• [Short exercise 1]
Repeat the passage from the Resque queue discussion verbatim, starting at "Closed wedy closed" and ending at "capability here, too...".

• [Page extract]
· · · · · · ·
Closed wedy closed 10 years ago
I'd probably name this method something else, like flush
, or even flush_queue
, so it's a bit clearer what it does. To me, dequeue
is something like a cancel
, removing only one job from a queue, rather than all the jobs at once.
I once implemented logic like this - external to Resque itself - which not only allowed me to clear an entire queue, but also let me place the queue on hold by renaming it, so I could then return the jobs to the queue later. One of the neat side effects was the ability to undo a queue flush, which is handy when humans get involved. Might be nice to have that capability here, too...
thanks @danhunsaker, i have updated this PR, hope this is clearer than before, im copying the ruby resque/resque how they handle the 'dequeue', this method can be used to remove a job from a queue, and also can be used to remove all jobs from the queue. if we would like to remove a specific item/class, safely moving each item to a temporary queue before processing it, If the item matches, we ignore it otherwise puts it in a requeue_queue, which at the end it will be copied back into the original queue
I think I'm pretty happy with this to match up to what the Ruby implementation does, in terms of naming and functionality (remove single jobs with a given name, drop an entire queue)
@danhunsaker Pausing a queue is actually something @wedy is working on at the moment for something we're building. We've actually gone down the rename queue approach which you mentioned above (cheers - that's a really good idea), and I think our intent is to build the functionality as a plugin for others interested too.
· · · · · · ·
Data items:
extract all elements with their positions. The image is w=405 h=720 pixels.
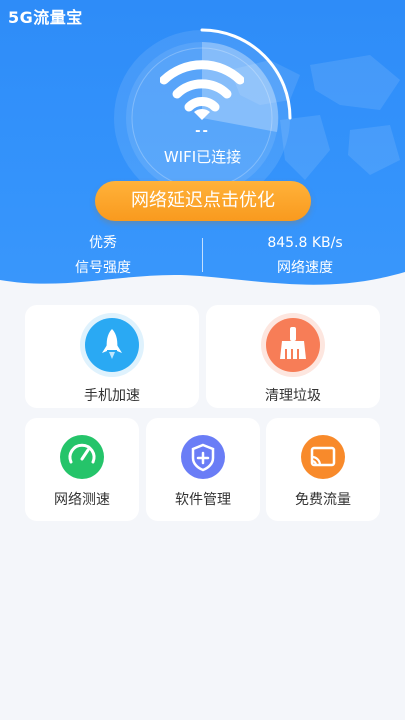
tool-card-phone-boost[interactable]: 手机加速	[25, 305, 199, 408]
tool-label-speed-test: 网络测速	[54, 492, 110, 508]
tool-label-free-data: 免费流量	[295, 492, 351, 508]
speed-placeholder: --	[195, 124, 210, 139]
speedometer-icon	[60, 435, 104, 479]
shield-icon	[181, 435, 225, 479]
tool-label-phone-boost: 手机加速	[84, 388, 140, 404]
tool-card-free-data[interactable]: 免费流量	[266, 418, 380, 521]
rocket-icon	[80, 313, 144, 377]
network-speed-value: 845.8 KB/s	[267, 235, 343, 251]
app-title: 5G流量宝	[8, 8, 83, 27]
signal-strength-stat: 优秀 信号强度	[48, 233, 158, 278]
signal-strength-label: 信号强度	[75, 260, 131, 276]
tool-card-app-manager[interactable]: 软件管理	[146, 418, 260, 521]
signal-strength-value: 优秀	[89, 235, 117, 251]
stat-divider	[202, 238, 203, 272]
wifi-status-text: WIFI已连接	[163, 148, 242, 166]
network-speed-stat: 845.8 KB/s 网络速度	[250, 233, 360, 278]
cast-icon	[301, 435, 345, 479]
wifi-icon	[160, 60, 244, 120]
tool-card-speed-test[interactable]: 网络测速	[25, 418, 139, 521]
tool-label-app-manager: 软件管理	[175, 492, 231, 508]
optimize-network-button[interactable]: 网络延迟点击优化	[95, 181, 311, 221]
network-speed-label: 网络速度	[277, 260, 333, 276]
tool-card-clean-junk[interactable]: 清理垃圾	[206, 305, 380, 408]
broom-icon	[261, 313, 325, 377]
tool-label-clean-junk: 清理垃圾	[265, 388, 321, 404]
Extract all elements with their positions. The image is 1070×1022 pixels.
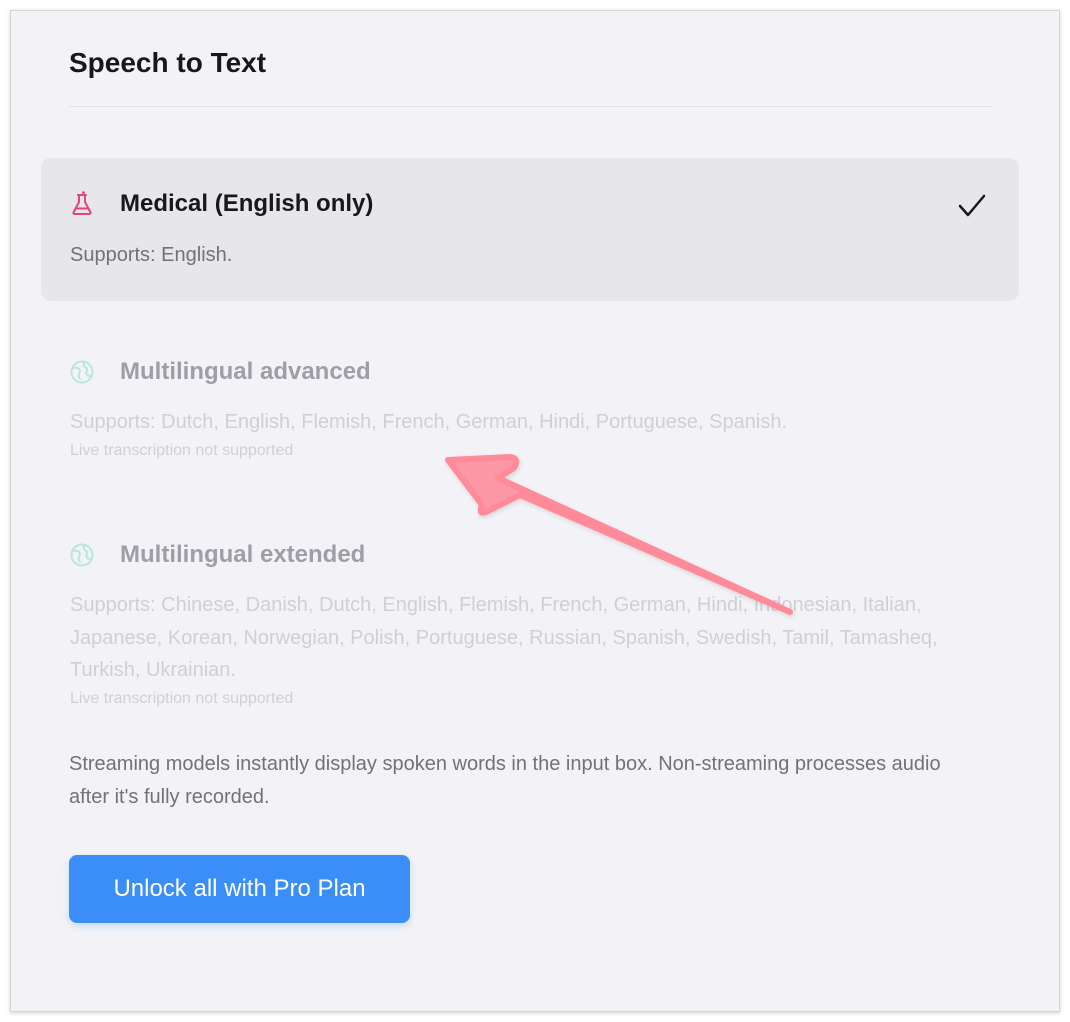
streaming-info-text: Streaming models instantly display spoke… <box>69 753 941 808</box>
option-supports: Supports: Dutch, English, Flemish, Frenc… <box>70 411 788 433</box>
option-medical[interactable]: Medical (English only) Supports: English… <box>41 158 1019 301</box>
option-multilingual-extended[interactable]: Multilingual extended Supports: Chinese,… <box>41 499 1019 707</box>
speech-to-text-panel: Speech to Text Medical (English only) Su… <box>10 10 1060 1012</box>
globe-icon <box>69 542 95 568</box>
globe-icon <box>69 359 95 385</box>
option-supports: Supports: English. <box>70 244 233 266</box>
page-title: Speech to Text <box>69 47 267 78</box>
unlock-pro-plan-button[interactable]: Unlock all with Pro Plan <box>69 855 410 923</box>
flask-icon <box>69 191 95 217</box>
option-supports: Supports: Chinese, Danish, Dutch, Englis… <box>70 594 938 681</box>
option-name: Medical (English only) <box>120 190 374 217</box>
option-note: Live transcription not supported <box>70 442 294 459</box>
option-note: Live transcription not supported <box>70 690 294 707</box>
option-name: Multilingual advanced <box>120 358 371 385</box>
checkmark-icon <box>957 193 987 219</box>
title-divider <box>69 106 993 107</box>
option-multilingual-advanced[interactable]: Multilingual advanced Supports: Dutch, E… <box>41 316 1019 466</box>
option-name: Multilingual extended <box>120 541 366 568</box>
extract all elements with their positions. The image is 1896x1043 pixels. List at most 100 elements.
· · · · · · ·
• [Short exercise 2]
Turn the lines of the data items that start at the line containing "305, 199, 408]" and end at the line containing "313, 144, 377]", both included, into a numbered list with blank lines omitted.

• [Expected output 1]
Closed wedy closed 10 years ago
I'd probably name this method something else, like flush
, or even flush_queue
, so it's a bit clearer what it does. To me, dequeue
is something like a cancel
, removing only one job from a queue, rather than all the jobs at once.
I once implemented logic like this - external to Resque itself - which not only allowed me to clear an entire queue, but also let me place the queue on hold by renaming it, so I could then return the jobs to the queue later. One of the neat side effects was the ability to undo a queue flush, which is handy when humans get involved. Might be nice to have that capability here, too...

• [Expected output 2]
1. tool-card-phone-boost[interactable]: 手机加速	[25, 305, 199, 408]
2. tool-label-speed-test: 网络测速	[54, 492, 110, 508]
3. tool-label-free-data: 免费流量	[295, 492, 351, 508]
4. speed-placeholder: --	[195, 124, 210, 139]
5. speedometer-icon	[60, 435, 104, 479]
6. shield-icon	[181, 435, 225, 479]
7. tool-label-phone-boost: 手机加速	[84, 388, 140, 404]
8. tool-card-free-data[interactable]: 免费流量	[266, 418, 380, 521]
9. rocket-icon	[80, 313, 144, 377]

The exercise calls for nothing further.